Stored records
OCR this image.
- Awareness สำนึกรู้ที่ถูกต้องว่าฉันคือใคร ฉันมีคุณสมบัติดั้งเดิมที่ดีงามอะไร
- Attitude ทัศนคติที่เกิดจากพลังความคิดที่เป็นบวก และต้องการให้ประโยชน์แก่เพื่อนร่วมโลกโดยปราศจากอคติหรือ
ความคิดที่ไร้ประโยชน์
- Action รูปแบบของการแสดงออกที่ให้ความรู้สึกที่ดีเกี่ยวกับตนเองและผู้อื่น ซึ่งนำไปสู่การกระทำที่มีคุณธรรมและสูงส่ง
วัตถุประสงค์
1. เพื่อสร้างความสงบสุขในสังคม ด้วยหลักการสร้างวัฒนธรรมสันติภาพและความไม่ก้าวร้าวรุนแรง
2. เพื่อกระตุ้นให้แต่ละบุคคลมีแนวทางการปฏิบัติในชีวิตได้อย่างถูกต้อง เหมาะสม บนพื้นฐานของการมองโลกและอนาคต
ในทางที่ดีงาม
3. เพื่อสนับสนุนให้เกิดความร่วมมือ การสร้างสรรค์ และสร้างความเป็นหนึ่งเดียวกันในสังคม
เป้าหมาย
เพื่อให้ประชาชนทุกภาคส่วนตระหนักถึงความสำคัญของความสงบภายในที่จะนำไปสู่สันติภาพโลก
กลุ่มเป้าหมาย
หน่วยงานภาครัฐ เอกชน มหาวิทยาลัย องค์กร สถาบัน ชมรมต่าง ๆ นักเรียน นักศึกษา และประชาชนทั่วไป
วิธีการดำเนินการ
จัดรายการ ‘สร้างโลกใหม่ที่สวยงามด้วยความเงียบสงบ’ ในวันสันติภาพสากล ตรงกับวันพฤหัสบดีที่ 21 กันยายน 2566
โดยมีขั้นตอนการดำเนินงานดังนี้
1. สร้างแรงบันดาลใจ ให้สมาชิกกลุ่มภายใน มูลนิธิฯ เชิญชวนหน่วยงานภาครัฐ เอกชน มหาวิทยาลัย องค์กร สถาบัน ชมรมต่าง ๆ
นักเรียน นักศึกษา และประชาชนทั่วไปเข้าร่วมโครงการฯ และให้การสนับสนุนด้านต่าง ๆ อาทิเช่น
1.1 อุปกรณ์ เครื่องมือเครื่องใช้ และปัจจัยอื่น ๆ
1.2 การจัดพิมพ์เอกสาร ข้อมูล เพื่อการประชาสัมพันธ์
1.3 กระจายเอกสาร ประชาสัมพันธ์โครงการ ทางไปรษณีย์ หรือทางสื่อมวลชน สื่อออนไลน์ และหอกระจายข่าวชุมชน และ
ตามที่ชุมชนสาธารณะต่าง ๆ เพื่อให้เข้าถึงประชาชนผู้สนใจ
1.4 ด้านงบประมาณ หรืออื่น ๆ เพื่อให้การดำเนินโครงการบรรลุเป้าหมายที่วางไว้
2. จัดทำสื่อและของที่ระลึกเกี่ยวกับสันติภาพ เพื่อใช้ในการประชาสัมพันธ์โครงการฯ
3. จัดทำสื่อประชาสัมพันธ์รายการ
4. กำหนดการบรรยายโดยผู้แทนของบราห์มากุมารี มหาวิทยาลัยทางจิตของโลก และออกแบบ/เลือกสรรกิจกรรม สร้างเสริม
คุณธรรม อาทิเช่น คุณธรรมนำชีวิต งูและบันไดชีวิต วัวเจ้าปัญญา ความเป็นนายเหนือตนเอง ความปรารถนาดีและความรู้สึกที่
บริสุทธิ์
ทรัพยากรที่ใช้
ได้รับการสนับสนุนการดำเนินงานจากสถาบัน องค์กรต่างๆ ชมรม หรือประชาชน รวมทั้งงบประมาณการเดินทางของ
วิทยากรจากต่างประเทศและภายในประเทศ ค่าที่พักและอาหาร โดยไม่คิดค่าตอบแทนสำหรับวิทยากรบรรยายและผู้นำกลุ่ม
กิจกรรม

Exercise requirements
Set down each entry again, unchanged.

Answer to this problem
OCR this image.
- Awareness สำนึกรู้ที่ถูกต้องว่าฉันคือใคร ฉันมีคุณสมบัติดั้งเดิมที่ดีงามอะไร
- Attitude ทัศนคติที่เกิดจากพลังความคิดที่เป็นบวก และต้องการให้ประโยชน์แก่เพื่อนร่วมโลกโดยปราศจากอคติหรือ
ความคิดที่ไร้ประโยชน์
- Action รูปแบบของการแสดงออกที่ให้ความรู้สึกที่ดีเกี่ยวกับตนเองและผู้อื่น ซึ่งนำไปสู่การกระทำที่มีคุณธรรมและสูงส่ง
วัตถุประสงค์
1. เพื่อสร้างความสงบสุขในสังคม ด้วยหลักการสร้างวัฒนธรรมสันติภาพและความไม่ก้าวร้าวรุนแรง
2. เพื่อกระตุ้นให้แต่ละบุคคลมีแนวทางการปฏิบัติในชีวิตได้อย่างถูกต้อง เหมาะสม บนพื้นฐานของการมองโลกและอนาคต
ในทางที่ดีงาม
3. เพื่อสนับสนุนให้เกิดความร่วมมือ การสร้างสรรค์ และสร้างความเป็นหนึ่งเดียวกันในสังคม
เป้าหมาย
เพื่อให้ประชาชนทุกภาคส่วนตระหนักถึงความสำคัญของความสงบภายในที่จะนำไปสู่สันติภาพโลก
กลุ่มเป้าหมาย
หน่วยงานภาครัฐ เอกชน มหาวิทยาลัย องค์กร สถาบัน ชมรมต่าง ๆ นักเรียน นักศึกษา และประชาชนทั่วไป
วิธีการดำเนินการ
จัดรายการ ‘สร้างโลกใหม่ที่สวยงามด้วยความเงียบสงบ’ ในวันสันติภาพสากล ตรงกับวันพฤหัสบดีที่ 21 กันยายน 2566
โดยมีขั้นตอนการดำเนินงานดังนี้
1. สร้างแรงบันดาลใจ ให้สมาชิกกลุ่มภายใน มูลนิธิฯ เชิญชวนหน่วยงานภาครัฐ เอกชน มหาวิทยาลัย องค์กร สถาบัน ชมรมต่าง ๆ
นักเรียน นักศึกษา และประชาชนทั่วไปเข้าร่วมโครงการฯ และให้การสนับสนุนด้านต่าง ๆ อาทิเช่น
1.1 อุปกรณ์ เครื่องมือเครื่องใช้ และปัจจัยอื่น ๆ
1.2 การจัดพิมพ์เอกสาร ข้อมูล เพื่อการประชาสัมพันธ์
1.3 กระจายเอกสาร ประชาสัมพันธ์โครงการ ทางไปรษณีย์ หรือทางสื่อมวลชน สื่อออนไลน์ และหอกระจายข่าวชุมชน และ
ตามที่ชุมชนสาธารณะต่าง ๆ เพื่อให้เข้าถึงประชาชนผู้สนใจ
1.4 ด้านงบประมาณ หรืออื่น ๆ เพื่อให้การดำเนินโครงการบรรลุเป้าหมายที่วางไว้
2. จัดทำสื่อและของที่ระลึกเกี่ยวกับสันติภาพ เพื่อใช้ในการประชาสัมพันธ์โครงการฯ
3. จัดทำสื่อประชาสัมพันธ์รายการ
4. กำหนดการบรรยายโดยผู้แทนของบราห์มากุมารี มหาวิทยาลัยทางจิตของโลก และออกแบบ/เลือกสรรกิจกรรม สร้างเสริม
คุณธรรม อาทิเช่น คุณธรรมนำชีวิต งูและบันไดชีวิต วัวเจ้าปัญญา ความเป็นนายเหนือตนเอง ความปรารถนาดีและความรู้สึกที่
บริสุทธิ์
ทรัพยากรที่ใช้
ได้รับการสนับสนุนการดำเนินงานจากสถาบัน องค์กรต่างๆ ชมรม หรือประชาชน รวมทั้งงบประมาณการเดินทางของ
วิทยากรจากต่างประเทศและภายในประเทศ ค่าที่พักและอาหาร โดยไม่คิดค่าตอบแทนสำหรับวิทยากรบรรยายและผู้นำกลุ่ม
กิจกรรม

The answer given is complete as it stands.